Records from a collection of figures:
● ● ● ● ● ● ●
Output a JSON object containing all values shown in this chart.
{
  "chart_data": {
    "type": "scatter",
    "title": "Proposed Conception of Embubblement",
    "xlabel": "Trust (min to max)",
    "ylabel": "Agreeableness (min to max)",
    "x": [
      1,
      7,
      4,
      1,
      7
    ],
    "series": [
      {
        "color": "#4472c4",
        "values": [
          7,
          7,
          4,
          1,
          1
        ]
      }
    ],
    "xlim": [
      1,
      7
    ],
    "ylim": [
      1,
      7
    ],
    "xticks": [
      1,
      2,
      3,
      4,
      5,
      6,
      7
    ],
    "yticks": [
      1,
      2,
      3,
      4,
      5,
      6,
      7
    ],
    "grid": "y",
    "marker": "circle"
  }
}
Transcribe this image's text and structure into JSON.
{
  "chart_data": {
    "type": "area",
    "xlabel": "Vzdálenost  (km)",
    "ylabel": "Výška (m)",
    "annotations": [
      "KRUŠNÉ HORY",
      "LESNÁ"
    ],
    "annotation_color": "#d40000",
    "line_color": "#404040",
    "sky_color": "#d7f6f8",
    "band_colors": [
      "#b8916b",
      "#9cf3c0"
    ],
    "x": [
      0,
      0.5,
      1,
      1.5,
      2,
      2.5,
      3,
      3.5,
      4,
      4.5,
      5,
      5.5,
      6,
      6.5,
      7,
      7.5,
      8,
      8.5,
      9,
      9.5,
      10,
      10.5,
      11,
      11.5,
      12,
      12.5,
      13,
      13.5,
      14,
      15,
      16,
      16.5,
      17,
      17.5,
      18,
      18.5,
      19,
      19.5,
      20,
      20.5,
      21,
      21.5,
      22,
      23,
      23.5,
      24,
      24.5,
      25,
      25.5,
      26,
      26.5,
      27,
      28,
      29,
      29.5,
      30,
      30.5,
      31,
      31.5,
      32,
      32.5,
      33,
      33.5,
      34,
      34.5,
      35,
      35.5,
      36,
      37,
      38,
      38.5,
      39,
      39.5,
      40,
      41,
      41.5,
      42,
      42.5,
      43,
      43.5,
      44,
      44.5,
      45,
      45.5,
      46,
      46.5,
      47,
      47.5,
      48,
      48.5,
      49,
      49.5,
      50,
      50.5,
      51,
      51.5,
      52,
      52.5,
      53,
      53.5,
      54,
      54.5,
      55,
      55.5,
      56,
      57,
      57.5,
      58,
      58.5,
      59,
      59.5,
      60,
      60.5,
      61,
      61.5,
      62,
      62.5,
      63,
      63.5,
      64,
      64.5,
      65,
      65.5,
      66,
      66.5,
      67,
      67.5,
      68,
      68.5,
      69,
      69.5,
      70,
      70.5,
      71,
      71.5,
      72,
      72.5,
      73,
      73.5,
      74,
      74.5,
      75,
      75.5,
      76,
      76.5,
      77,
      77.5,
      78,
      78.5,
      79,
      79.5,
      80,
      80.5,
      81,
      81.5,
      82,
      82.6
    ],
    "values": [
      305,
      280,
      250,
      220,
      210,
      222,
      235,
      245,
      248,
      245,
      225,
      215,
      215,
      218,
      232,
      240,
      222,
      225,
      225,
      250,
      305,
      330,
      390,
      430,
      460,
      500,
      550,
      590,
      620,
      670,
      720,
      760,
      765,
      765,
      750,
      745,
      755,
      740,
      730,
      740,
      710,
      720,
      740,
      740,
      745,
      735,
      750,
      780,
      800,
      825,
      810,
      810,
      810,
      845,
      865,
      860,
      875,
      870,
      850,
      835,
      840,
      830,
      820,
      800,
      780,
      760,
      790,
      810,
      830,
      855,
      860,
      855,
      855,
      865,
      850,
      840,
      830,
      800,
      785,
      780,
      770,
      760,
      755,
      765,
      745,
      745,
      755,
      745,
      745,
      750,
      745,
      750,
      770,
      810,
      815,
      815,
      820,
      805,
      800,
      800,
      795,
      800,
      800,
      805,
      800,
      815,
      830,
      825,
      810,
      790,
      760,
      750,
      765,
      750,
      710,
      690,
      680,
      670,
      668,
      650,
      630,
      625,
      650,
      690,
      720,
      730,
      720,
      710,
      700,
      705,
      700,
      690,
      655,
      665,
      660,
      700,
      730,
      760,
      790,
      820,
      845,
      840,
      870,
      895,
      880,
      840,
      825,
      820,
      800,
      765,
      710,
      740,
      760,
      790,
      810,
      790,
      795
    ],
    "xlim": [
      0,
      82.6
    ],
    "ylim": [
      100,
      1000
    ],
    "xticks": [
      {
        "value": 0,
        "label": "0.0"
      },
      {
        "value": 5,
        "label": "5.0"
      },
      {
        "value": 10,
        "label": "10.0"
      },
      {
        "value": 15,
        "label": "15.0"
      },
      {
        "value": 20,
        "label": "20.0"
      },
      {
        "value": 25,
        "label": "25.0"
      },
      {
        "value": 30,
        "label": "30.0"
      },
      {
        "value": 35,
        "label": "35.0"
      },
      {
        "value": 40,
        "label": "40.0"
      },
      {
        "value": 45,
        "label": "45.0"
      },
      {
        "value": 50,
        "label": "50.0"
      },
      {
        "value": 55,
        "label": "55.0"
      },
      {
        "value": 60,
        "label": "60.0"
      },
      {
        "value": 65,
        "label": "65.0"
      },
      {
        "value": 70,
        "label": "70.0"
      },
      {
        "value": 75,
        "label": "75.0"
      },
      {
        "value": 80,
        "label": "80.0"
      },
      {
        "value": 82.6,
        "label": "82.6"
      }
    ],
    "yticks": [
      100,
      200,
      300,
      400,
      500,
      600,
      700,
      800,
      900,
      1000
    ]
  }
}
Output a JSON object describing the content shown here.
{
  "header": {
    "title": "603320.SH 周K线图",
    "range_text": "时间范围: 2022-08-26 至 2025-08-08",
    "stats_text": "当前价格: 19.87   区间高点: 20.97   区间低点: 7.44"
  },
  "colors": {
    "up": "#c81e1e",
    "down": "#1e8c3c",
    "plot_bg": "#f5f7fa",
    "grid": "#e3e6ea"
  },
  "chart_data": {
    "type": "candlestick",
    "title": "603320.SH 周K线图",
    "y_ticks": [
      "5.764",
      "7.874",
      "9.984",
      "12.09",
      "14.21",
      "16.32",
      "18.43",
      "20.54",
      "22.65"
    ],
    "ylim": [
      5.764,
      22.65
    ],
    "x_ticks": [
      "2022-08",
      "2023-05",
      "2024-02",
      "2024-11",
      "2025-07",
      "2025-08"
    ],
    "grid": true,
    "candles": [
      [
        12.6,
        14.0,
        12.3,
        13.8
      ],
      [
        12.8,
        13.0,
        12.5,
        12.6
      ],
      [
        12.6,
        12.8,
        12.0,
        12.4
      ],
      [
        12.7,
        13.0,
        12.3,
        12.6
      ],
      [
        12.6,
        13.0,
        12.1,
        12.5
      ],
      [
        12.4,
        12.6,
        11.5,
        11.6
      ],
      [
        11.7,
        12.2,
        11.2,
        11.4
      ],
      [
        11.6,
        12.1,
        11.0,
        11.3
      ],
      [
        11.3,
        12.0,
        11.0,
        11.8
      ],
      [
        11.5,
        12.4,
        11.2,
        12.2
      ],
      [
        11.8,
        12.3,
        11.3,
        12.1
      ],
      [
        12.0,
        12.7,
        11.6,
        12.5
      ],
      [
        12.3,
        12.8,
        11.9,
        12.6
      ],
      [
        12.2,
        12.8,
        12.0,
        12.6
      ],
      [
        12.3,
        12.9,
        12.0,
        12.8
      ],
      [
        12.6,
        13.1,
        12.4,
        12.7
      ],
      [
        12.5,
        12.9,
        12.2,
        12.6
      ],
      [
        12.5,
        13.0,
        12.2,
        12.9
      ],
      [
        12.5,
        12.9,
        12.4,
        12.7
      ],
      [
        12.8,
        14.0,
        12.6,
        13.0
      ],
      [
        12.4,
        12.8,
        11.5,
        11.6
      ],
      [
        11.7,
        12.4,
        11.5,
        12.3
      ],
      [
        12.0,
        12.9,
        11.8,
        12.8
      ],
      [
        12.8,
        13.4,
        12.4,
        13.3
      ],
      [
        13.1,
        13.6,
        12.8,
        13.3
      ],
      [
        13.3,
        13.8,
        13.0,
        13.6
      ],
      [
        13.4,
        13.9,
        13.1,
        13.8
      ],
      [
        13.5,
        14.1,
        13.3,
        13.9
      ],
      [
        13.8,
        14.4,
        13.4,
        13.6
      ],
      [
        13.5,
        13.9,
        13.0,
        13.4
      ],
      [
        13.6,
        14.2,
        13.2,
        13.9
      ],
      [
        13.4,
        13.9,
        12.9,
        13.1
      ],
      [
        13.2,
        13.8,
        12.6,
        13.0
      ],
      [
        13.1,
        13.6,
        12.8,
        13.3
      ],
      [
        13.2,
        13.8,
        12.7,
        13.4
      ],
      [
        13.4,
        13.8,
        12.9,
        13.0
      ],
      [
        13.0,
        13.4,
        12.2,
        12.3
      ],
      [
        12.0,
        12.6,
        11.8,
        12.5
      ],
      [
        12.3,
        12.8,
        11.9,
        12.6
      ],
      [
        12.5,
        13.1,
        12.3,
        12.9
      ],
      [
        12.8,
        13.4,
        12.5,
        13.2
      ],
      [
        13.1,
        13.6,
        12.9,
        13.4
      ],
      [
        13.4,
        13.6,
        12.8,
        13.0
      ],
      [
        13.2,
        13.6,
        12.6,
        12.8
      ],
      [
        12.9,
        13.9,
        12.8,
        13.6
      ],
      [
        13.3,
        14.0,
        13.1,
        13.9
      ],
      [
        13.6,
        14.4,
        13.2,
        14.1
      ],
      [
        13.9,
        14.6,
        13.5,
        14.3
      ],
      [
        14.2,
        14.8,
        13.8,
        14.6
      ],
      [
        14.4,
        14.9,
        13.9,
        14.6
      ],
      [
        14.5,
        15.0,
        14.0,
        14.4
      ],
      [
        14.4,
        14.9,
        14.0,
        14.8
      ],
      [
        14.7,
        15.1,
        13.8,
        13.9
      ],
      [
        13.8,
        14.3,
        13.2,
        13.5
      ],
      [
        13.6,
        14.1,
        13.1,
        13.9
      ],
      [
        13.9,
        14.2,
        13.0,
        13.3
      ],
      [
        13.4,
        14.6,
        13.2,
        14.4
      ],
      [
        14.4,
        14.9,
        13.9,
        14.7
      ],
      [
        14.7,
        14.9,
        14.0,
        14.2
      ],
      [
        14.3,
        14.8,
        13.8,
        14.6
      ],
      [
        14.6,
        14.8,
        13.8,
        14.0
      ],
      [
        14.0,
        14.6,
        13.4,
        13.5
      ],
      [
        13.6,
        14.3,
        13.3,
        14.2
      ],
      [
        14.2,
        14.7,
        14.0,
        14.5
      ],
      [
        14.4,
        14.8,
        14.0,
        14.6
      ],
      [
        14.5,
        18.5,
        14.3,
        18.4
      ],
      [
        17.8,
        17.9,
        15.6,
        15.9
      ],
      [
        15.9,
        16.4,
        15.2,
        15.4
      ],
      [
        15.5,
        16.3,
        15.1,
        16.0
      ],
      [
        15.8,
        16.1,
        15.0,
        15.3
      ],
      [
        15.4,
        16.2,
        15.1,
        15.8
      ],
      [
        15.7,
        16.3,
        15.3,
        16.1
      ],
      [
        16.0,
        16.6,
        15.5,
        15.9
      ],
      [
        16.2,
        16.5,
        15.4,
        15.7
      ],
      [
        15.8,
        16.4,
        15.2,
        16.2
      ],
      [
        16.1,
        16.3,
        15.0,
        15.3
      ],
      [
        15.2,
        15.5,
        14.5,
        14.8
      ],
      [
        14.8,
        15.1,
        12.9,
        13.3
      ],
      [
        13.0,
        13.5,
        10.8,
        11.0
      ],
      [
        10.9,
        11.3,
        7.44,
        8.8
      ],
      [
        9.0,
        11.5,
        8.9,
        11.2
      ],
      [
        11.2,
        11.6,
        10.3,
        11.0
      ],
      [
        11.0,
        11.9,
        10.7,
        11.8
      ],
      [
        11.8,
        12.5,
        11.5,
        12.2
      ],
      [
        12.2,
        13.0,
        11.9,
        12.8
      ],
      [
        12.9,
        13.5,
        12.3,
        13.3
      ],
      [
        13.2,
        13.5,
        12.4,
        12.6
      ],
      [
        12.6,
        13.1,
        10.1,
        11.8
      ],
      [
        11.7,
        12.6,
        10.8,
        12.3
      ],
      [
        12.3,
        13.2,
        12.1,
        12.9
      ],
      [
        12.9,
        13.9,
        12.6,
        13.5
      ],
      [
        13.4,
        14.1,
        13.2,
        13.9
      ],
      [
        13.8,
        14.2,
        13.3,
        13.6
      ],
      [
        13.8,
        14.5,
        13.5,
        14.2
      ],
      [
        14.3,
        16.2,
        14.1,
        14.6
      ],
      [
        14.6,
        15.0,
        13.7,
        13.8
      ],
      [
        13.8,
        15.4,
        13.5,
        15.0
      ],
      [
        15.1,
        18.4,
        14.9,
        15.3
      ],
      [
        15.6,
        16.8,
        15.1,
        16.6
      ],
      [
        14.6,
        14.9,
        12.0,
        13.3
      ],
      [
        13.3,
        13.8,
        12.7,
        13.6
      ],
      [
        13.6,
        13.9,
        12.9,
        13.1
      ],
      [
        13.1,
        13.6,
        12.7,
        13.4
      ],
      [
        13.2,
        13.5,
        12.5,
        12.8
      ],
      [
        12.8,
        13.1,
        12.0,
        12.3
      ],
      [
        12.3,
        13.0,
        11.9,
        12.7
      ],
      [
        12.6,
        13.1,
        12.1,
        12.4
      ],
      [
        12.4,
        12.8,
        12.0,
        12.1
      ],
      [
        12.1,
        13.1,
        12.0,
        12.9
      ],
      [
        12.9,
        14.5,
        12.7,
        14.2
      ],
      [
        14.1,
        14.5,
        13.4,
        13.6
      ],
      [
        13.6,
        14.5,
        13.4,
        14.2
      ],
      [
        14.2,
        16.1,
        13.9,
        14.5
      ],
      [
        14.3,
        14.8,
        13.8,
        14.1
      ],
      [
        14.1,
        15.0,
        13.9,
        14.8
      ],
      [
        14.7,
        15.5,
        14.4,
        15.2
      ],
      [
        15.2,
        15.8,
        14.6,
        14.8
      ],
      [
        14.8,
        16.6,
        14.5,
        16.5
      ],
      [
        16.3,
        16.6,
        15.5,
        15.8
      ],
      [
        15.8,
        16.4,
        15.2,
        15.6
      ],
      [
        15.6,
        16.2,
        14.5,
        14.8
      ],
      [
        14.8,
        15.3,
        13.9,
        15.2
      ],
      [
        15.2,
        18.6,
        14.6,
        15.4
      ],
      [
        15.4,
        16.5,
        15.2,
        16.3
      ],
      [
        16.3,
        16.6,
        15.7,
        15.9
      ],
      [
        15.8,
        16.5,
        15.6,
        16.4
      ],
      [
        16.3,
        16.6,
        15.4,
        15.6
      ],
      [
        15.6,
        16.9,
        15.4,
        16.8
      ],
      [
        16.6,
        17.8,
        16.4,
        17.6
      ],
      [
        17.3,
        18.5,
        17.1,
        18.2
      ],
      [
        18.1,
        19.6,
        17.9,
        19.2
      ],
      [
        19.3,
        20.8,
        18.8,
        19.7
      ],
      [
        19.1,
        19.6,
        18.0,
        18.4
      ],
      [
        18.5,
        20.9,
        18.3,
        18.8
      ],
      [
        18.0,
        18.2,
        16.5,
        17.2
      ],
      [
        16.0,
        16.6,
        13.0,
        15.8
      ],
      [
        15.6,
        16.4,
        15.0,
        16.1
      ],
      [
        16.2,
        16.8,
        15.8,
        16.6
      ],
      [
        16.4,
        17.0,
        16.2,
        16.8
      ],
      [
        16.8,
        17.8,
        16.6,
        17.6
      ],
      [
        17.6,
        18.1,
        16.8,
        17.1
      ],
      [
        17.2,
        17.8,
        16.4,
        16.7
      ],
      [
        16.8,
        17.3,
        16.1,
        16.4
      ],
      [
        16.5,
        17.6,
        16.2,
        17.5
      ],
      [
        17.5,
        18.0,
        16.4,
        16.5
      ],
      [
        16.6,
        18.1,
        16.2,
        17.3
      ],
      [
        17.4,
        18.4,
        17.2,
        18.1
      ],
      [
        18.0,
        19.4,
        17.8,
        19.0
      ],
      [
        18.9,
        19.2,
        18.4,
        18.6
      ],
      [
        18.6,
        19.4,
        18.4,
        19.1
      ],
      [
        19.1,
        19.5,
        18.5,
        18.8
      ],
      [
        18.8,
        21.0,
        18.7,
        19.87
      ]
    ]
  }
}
● ● ● ● ● ● ●
• [Required task] Among the lines above, how many contain the string "object"? State the number alone.

• [Written answer] 2